::: Material supplied :::

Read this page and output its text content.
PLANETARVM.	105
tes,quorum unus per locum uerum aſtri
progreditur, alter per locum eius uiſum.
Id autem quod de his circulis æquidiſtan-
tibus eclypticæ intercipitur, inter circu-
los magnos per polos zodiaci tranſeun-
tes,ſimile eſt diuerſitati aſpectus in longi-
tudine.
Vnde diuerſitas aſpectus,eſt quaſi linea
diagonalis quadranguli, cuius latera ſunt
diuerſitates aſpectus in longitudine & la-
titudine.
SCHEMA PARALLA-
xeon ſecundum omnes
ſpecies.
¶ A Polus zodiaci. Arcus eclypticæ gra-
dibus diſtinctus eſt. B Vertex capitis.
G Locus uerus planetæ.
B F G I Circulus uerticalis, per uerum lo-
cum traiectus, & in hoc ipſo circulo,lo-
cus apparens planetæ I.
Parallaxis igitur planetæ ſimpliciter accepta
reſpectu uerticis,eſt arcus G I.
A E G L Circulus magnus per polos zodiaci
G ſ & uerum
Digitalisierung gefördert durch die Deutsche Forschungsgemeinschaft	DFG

:::

Aim: Lines of the material that contain the word "planetæ" are to be gathered.

Result of the task:
G Locus uerus planetæ.
cus apparens planetæ I.
Parallaxis igitur planetæ ſimpliciter accepta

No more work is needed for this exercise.